*** RECORDS FOR THIS EXERCISE Section Begins ***

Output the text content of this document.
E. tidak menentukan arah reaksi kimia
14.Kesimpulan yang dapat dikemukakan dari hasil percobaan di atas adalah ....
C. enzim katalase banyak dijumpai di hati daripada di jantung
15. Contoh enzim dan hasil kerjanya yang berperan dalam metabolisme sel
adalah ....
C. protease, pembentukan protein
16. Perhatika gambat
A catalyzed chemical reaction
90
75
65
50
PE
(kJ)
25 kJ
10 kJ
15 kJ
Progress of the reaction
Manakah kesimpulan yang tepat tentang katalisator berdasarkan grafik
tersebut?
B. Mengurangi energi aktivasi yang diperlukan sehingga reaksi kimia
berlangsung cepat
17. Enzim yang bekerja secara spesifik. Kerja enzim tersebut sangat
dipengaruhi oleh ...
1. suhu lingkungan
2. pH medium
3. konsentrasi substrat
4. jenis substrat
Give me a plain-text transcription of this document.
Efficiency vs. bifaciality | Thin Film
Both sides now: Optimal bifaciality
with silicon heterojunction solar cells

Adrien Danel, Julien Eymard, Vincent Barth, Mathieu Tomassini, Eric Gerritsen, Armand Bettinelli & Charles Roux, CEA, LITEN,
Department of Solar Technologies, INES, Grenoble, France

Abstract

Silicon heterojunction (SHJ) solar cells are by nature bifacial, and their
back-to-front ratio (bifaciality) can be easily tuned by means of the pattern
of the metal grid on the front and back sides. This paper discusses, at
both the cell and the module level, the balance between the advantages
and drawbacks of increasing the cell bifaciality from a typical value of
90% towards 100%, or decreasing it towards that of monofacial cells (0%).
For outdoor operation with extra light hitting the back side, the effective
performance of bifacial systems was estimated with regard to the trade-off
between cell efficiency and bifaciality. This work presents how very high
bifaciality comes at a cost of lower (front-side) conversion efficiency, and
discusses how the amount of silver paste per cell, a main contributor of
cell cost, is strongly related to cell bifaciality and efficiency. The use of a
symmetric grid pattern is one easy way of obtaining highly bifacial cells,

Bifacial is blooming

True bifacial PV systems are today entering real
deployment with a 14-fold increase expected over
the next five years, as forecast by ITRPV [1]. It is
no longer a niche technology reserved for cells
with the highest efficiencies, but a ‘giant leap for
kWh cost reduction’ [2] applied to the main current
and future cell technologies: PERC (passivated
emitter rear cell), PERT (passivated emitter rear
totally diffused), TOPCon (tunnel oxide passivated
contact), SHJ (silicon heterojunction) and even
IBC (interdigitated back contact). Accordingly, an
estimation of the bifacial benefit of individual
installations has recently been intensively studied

*** RECORDS FOR THIS EXERCISE Section Ends ***

:: WHAT IS BEING ASKED ::
Only a number is wanted here: how many lines of the records above contain "main".

:: TASK ANSWER ::
2